# WRITTEN PROBLEM:
All the data must come back unchanged, except that pictures are left out.

# Dataset records:
◆ ◆ ◆ ◆ ◆ ◆ ◆

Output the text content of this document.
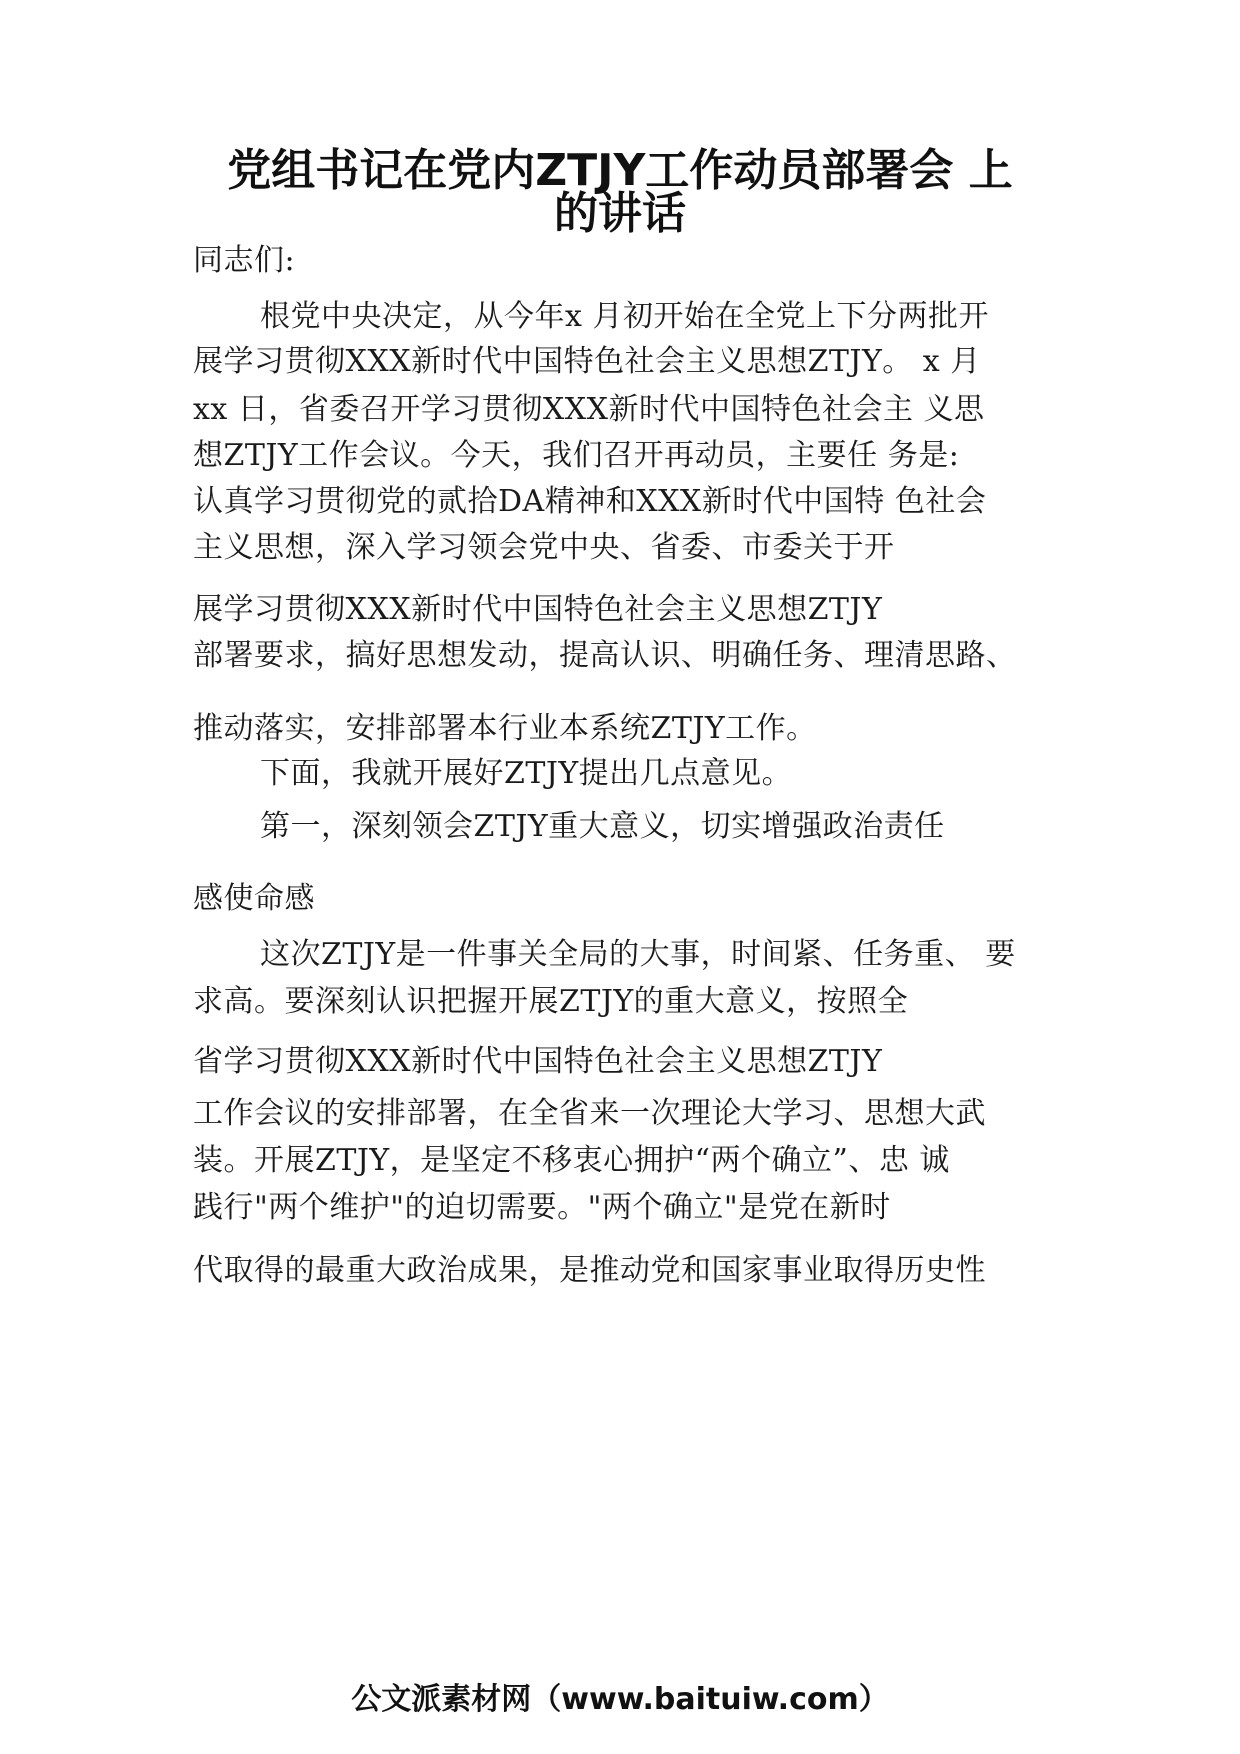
党组书记在党内ZTJY工作动员部署会 上
的讲话
同志们:
根党中央决定，从今年x 月初开始在全党上下分两批开
展学习贯彻XXX新时代中国特色社会主义思想ZTJY。 x 月
xx 日，省委召开学习贯彻XXX新时代中国特色社会主 义思
想ZTJY工作会议。今天，我们召开再动员，主要任 务是:
认真学习贯彻党的贰拾DA精神和XXX新时代中国特 色社会
主义思想，深入学习领会党中央、省委、市委关于开
展学习贯彻XXX新时代中国特色社会主义思想ZTJY
部署要求，搞好思想发动，提高认识、明确任务、理清思路、
推动落实，安排部署本行业本系统ZTJY工作。
下面，我就开展好ZTJY提出几点意见。
第一，深刻领会ZTJY重大意义，切实增强政治责任
感使命感
这次ZTJY是一件事关全局的大事，时间紧、任务重、 要
求高。要深刻认识把握开展ZTJY的重大意义，按照全
省学习贯彻XXX新时代中国特色社会主义思想ZTJY
工作会议的安排部署，在全省来一次理论大学习、思想大武
装。开展ZTJY，是坚定不移衷心拥护“两个确立”、忠 诚
践行"两个维护"的迫切需要。"两个确立"是党在新时
代取得的最重大政治成果，是推动党和国家事业取得历史性
公文派素材网（www.baituiw.com）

◆ ◆ ◆ ◆ ◆ ◆ ◆

# FINAL RESULT:
Output the text content of this document.
党组书记在党内ZTJY工作动员部署会 上
的讲话
同志们:
根党中央决定，从今年x 月初开始在全党上下分两批开
展学习贯彻XXX新时代中国特色社会主义思想ZTJY。 x 月
xx 日，省委召开学习贯彻XXX新时代中国特色社会主 义思
想ZTJY工作会议。今天，我们召开再动员，主要任 务是:
认真学习贯彻党的贰拾DA精神和XXX新时代中国特 色社会
主义思想，深入学习领会党中央、省委、市委关于开
展学习贯彻XXX新时代中国特色社会主义思想ZTJY
部署要求，搞好思想发动，提高认识、明确任务、理清思路、
推动落实，安排部署本行业本系统ZTJY工作。
下面，我就开展好ZTJY提出几点意见。
第一，深刻领会ZTJY重大意义，切实增强政治责任
感使命感
这次ZTJY是一件事关全局的大事，时间紧、任务重、 要
求高。要深刻认识把握开展ZTJY的重大意义，按照全
省学习贯彻XXX新时代中国特色社会主义思想ZTJY
工作会议的安排部署，在全省来一次理论大学习、思想大武
装。开展ZTJY，是坚定不移衷心拥护“两个确立”、忠 诚
践行"两个维护"的迫切需要。"两个确立"是党在新时
代取得的最重大政治成果，是推动党和国家事业取得历史性
公文派素材网（www.baituiw.com）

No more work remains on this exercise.